_Exercise brief_. In the listing below, locate the lines bearing the word "Quintana". Copy every one of them.

_Source records_.
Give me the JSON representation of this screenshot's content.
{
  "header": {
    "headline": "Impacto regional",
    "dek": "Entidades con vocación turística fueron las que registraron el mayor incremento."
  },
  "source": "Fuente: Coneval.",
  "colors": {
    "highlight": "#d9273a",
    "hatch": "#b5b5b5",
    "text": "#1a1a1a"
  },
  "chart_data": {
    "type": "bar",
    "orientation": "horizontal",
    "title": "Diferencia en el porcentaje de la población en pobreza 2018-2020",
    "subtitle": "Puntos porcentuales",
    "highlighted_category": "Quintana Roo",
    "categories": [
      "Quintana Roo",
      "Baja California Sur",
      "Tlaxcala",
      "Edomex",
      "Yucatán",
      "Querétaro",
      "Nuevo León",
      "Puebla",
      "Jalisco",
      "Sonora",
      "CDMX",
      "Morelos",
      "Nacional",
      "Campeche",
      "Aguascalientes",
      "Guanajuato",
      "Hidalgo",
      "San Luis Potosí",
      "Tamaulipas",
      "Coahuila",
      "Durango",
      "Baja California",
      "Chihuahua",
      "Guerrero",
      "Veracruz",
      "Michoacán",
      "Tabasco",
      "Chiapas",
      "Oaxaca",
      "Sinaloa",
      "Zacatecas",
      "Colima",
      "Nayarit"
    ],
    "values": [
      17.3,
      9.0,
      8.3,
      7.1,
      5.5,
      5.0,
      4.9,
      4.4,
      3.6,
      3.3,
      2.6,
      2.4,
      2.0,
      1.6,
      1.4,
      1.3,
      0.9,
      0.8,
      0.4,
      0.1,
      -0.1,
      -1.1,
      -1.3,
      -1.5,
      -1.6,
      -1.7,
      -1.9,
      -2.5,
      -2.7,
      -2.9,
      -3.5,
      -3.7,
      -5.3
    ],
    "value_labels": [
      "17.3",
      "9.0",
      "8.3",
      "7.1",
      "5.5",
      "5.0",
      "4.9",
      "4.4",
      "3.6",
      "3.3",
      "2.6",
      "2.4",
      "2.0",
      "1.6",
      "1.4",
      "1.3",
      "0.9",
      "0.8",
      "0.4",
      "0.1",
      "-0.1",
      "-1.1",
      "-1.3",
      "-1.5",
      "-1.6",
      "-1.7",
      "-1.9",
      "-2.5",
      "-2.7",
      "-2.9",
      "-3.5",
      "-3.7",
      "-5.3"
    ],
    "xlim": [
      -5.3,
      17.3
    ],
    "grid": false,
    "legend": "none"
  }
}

_Response for this exercise_.
    "highlighted_category": "Quintana Roo",
      "Quintana Roo",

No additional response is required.